TASK STATEMENT
For the records that follow, return only the count of lines containing the string "Immediacy".
# START OF DATA FOR THE TASK
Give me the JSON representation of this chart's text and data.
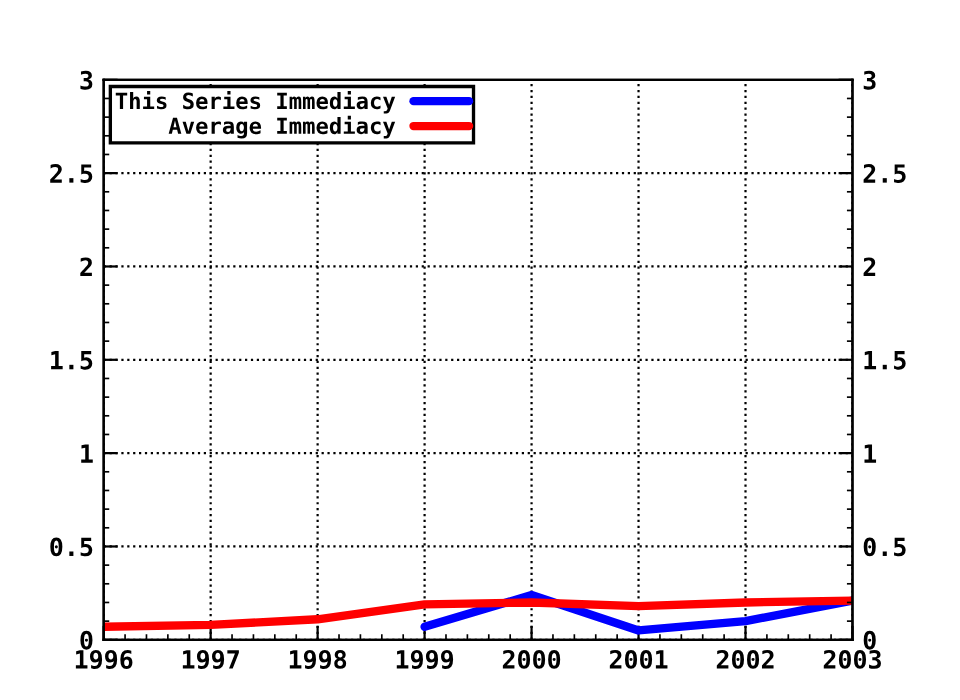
{
  "chart_data": {
    "type": "line",
    "x": [
      1996,
      1997,
      1998,
      1999,
      2000,
      2001,
      2002,
      2003
    ],
    "series": [
      {
        "name": "This Series Immediacy",
        "color": "#0000ff",
        "values": [
          null,
          null,
          null,
          0.07,
          0.24,
          0.05,
          0.1,
          0.21
        ]
      },
      {
        "name": "Average Immediacy",
        "color": "#ff0000",
        "values": [
          0.07,
          0.08,
          0.11,
          0.19,
          0.2,
          0.18,
          0.2,
          0.21
        ]
      }
    ],
    "xlim": [
      1996,
      2003
    ],
    "xticks": [
      1996,
      1997,
      1998,
      1999,
      2000,
      2001,
      2002,
      2003
    ],
    "ylim": [
      0,
      3
    ],
    "yticks": [
      0,
      {
        "value": 0.5,
        "label": "0.5"
      },
      1,
      {
        "value": 1.5,
        "label": "1.5"
      },
      2,
      {
        "value": 2.5,
        "label": "2.5"
      },
      3
    ],
    "y2lim": [
      0,
      3
    ],
    "y2ticks": [
      0,
      {
        "value": 0.5,
        "label": "0.5"
      },
      1,
      {
        "value": 1.5,
        "label": "1.5"
      },
      2,
      {
        "value": 2.5,
        "label": "2.5"
      },
      3
    ],
    "grid": true,
    "legend": "top left",
    "marker": "none",
    "line_style": "solid"
  }
}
# END OF DATA FOR THE TASK
TASK OUTPUT
2